• [Task goal]: Return all of the entries word for word, but omit the pictures they contain.

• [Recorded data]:
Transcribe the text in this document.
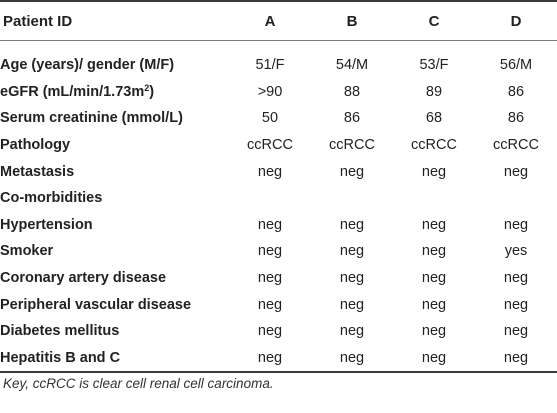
Patient ID	A	B	C	D

Age (years)/ gender (M/F)	51/F	54/M	53/F	56/M
eGFR $(mL/\min/1.73m^2)$	>90	88	89	86
Serum creatinine (mmol/L)	50	86	68	86
Pathology	ccRCC	ccRCC	ccRCC	ccRCC
Metastasis	neg	neg	neg	neg
Co-morbidities				
Hypertension	neg	neg	neg	neg
Smoker	neg	neg	neg	yes
Coronary artery disease	neg	neg	neg	neg
Peripheral vascular disease	neg	neg	neg	neg
Diabetes mellitus	neg	neg	neg	neg
Hepatitis B and C	neg	neg	neg	neg
Key, ccRCC is clear cell renal cell carcinoma.
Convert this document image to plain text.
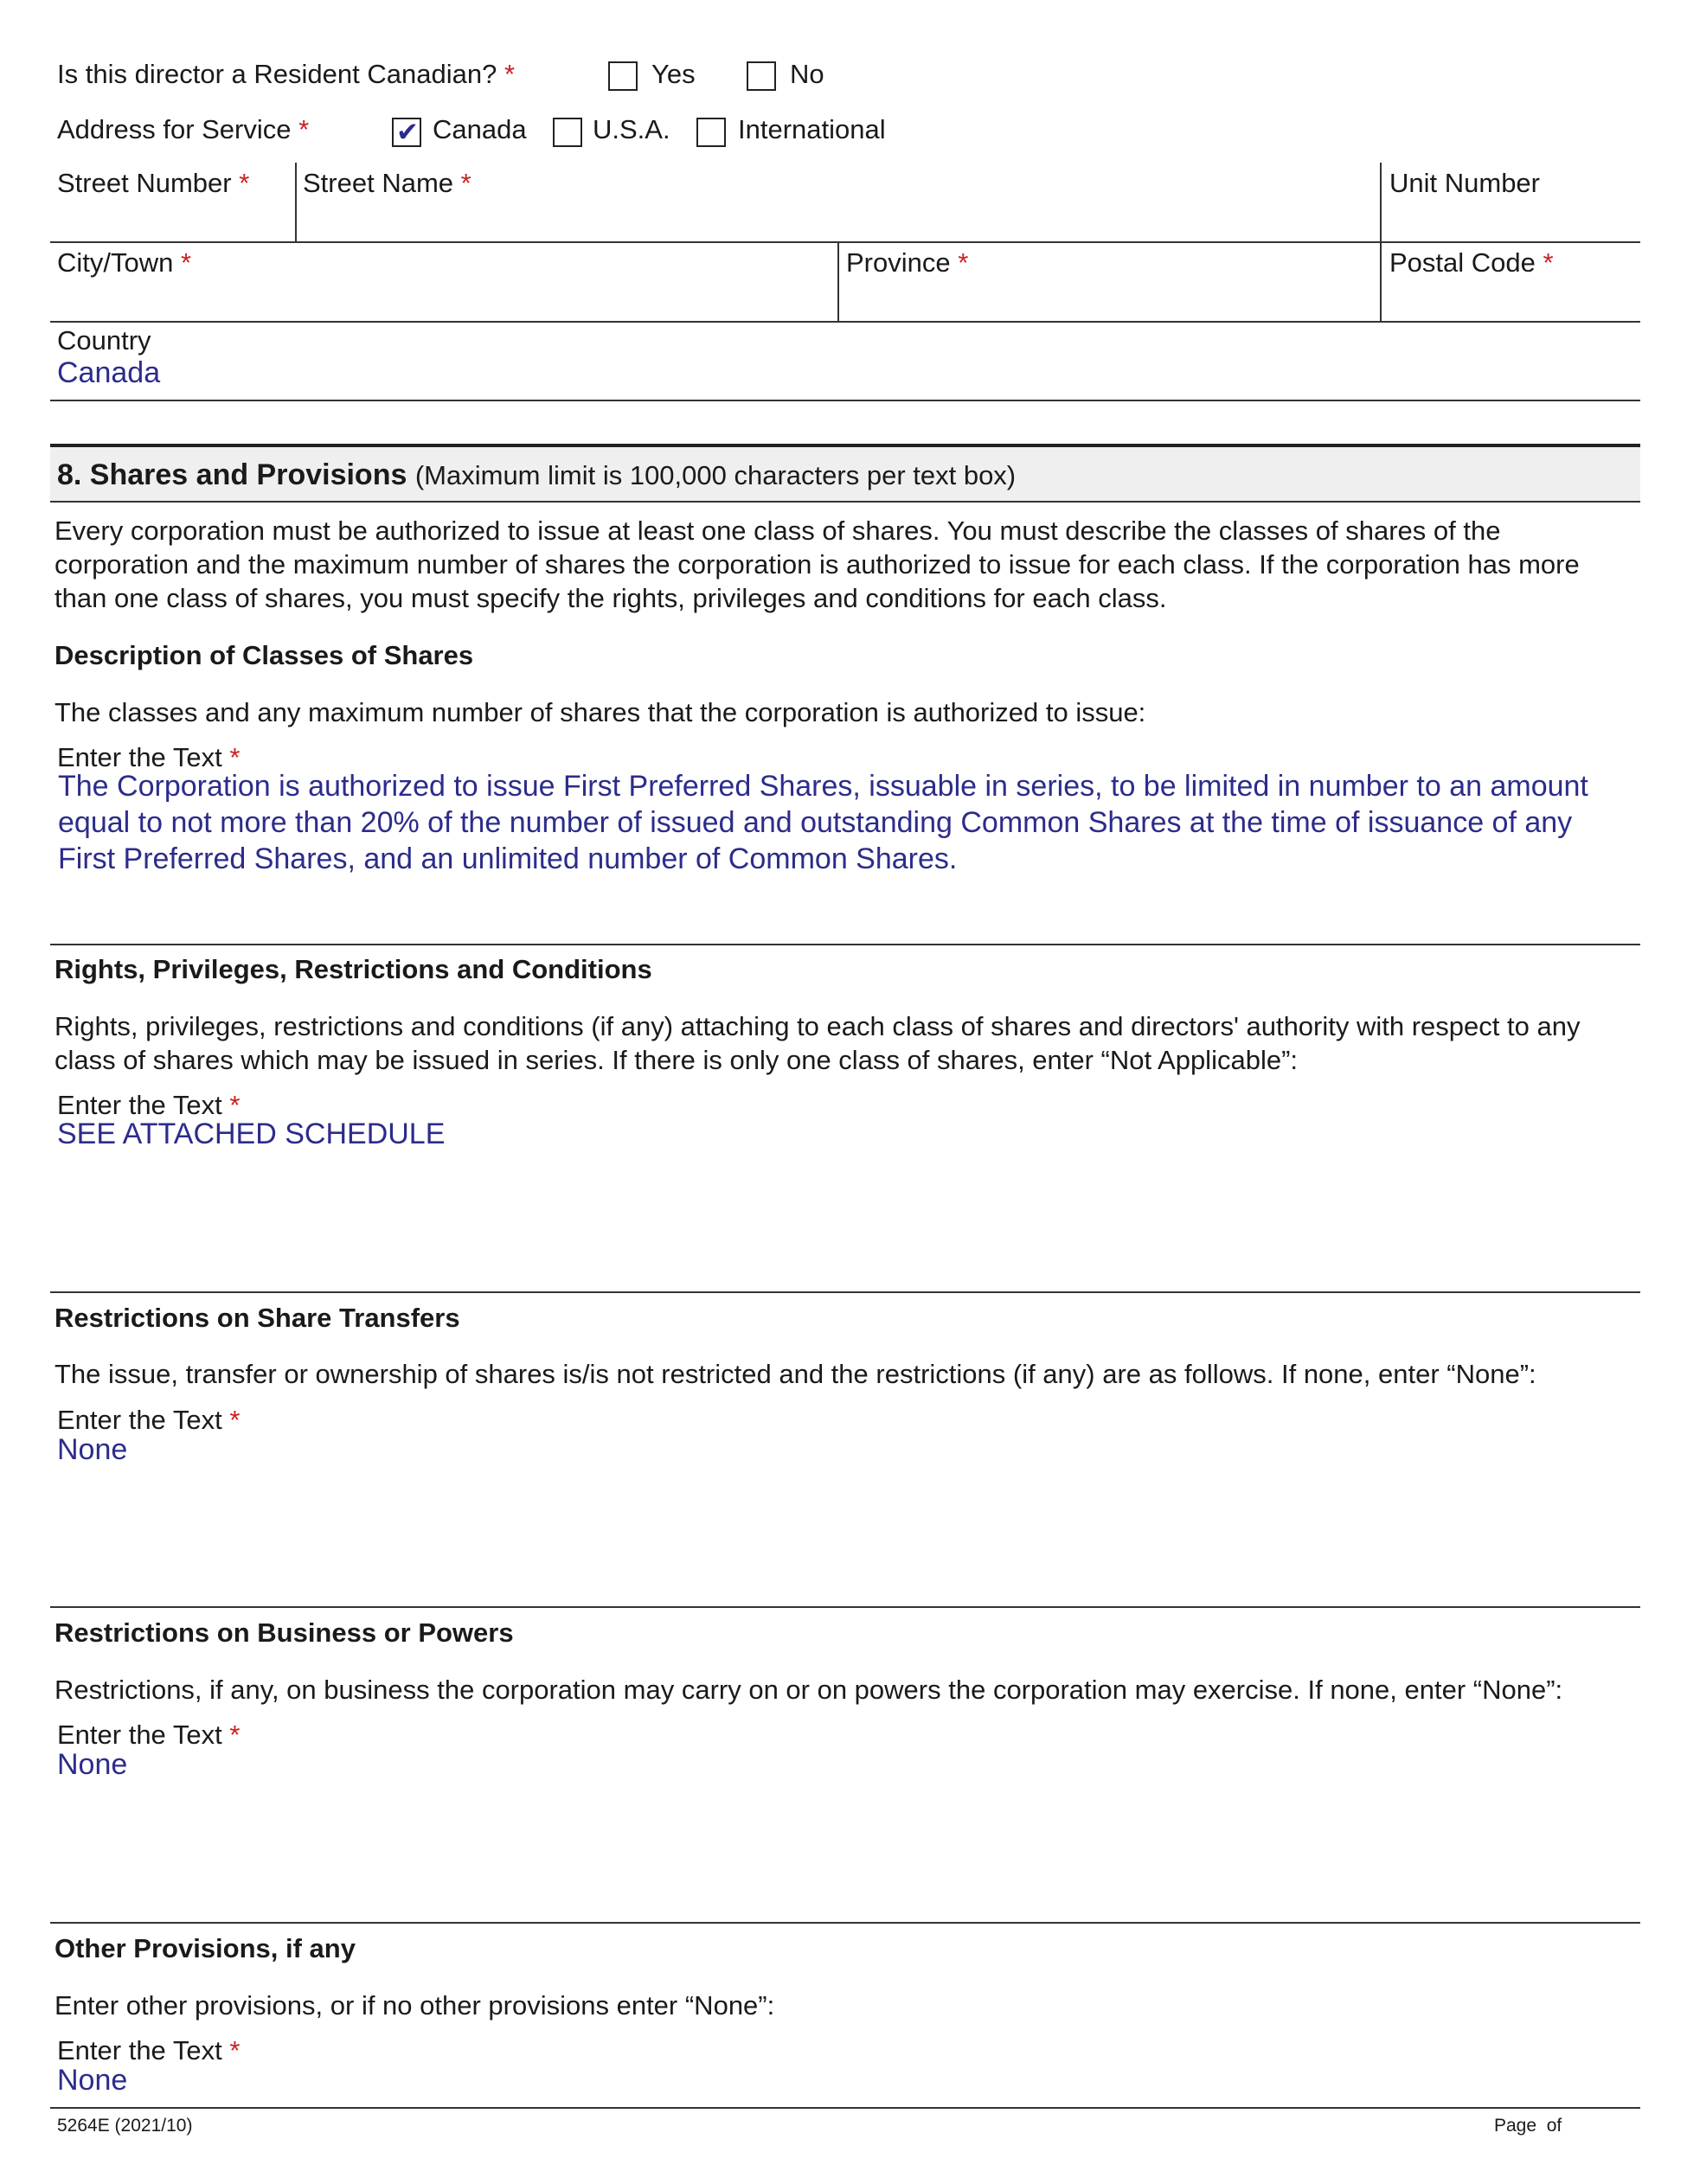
Is this director a Resident Canadian? *	Yes	No
Address for Service *	✔ Canada U.S.A.	International
Street Number * Street Name *	Unit Number
City/Town *	Province *	Postal Code *
Country
Canada
8. Shares and Provisions (Maximum limit is 100,000 characters per text box)
Every corporation must be authorized to issue at least one class of shares. You must describe the classes of shares of the corporation and the maximum number of shares the corporation is authorized to issue for each class. If the corporation has more than one class of shares, you must specify the rights, privileges and conditions for each class.
Description of Classes of Shares
The classes and any maximum number of shares that the corporation is authorized to issue:
Enter the Text *
The Corporation is authorized to issue First Preferred Shares, issuable in series, to be limited in number to an amount equal to not more than 20% of the number of issued and outstanding Common Shares at the time of issuance of any First Preferred Shares, and an unlimited number of Common Shares.
Rights, Privileges, Restrictions and Conditions
Rights, privileges, restrictions and conditions (if any) attaching to each class of shares and directors' authority with respect to any class of shares which may be issued in series. If there is only one class of shares, enter “Not Applicable”:
Enter the Text *
SEE ATTACHED SCHEDULE
Restrictions on Share Transfers
The issue, transfer or ownership of shares is/is not restricted and the restrictions (if any) are as follows. If none, enter “None”:
Enter the Text *
None
Restrictions on Business or Powers
Restrictions, if any, on business the corporation may carry on or on powers the corporation may exercise. If none, enter “None”:
Enter the Text *
None
Other Provisions, if any
Enter other provisions, or if no other provisions enter “None”:
Enter the Text *
None
5264E (2021/10)	Page of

• [Result of the exercise]:
Transcribe the text in this document.
Patient ID	A	B	C	D

Age (years)/ gender (M/F)	51/F	54/M	53/F	56/M
eGFR $(mL/\min/1.73m^2)$	>90	88	89	86
Serum creatinine (mmol/L)	50	86	68	86
Pathology	ccRCC	ccRCC	ccRCC	ccRCC
Metastasis	neg	neg	neg	neg
Co-morbidities				
Hypertension	neg	neg	neg	neg
Smoker	neg	neg	neg	yes
Coronary artery disease	neg	neg	neg	neg
Peripheral vascular disease	neg	neg	neg	neg
Diabetes mellitus	neg	neg	neg	neg
Hepatitis B and C	neg	neg	neg	neg
Key, ccRCC is clear cell renal cell carcinoma.
Convert this document image to plain text.
Is this director a Resident Canadian? *	Yes	No
Address for Service *	✔ Canada U.S.A.	International
Street Number * Street Name *	Unit Number
City/Town *	Province *	Postal Code *
Country
Canada
8. Shares and Provisions (Maximum limit is 100,000 characters per text box)
Every corporation must be authorized to issue at least one class of shares. You must describe the classes of shares of the corporation and the maximum number of shares the corporation is authorized to issue for each class. If the corporation has more than one class of shares, you must specify the rights, privileges and conditions for each class.
Description of Classes of Shares
The classes and any maximum number of shares that the corporation is authorized to issue:
Enter the Text *
The Corporation is authorized to issue First Preferred Shares, issuable in series, to be limited in number to an amount equal to not more than 20% of the number of issued and outstanding Common Shares at the time of issuance of any First Preferred Shares, and an unlimited number of Common Shares.
Rights, Privileges, Restrictions and Conditions
Rights, privileges, restrictions and conditions (if any) attaching to each class of shares and directors' authority with respect to any class of shares which may be issued in series. If there is only one class of shares, enter “Not Applicable”:
Enter the Text *
SEE ATTACHED SCHEDULE
Restrictions on Share Transfers
The issue, transfer or ownership of shares is/is not restricted and the restrictions (if any) are as follows. If none, enter “None”:
Enter the Text *
None
Restrictions on Business or Powers
Restrictions, if any, on business the corporation may carry on or on powers the corporation may exercise. If none, enter “None”:
Enter the Text *
None
Other Provisions, if any
Enter other provisions, or if no other provisions enter “None”:
Enter the Text *
None
5264E (2021/10)	Page of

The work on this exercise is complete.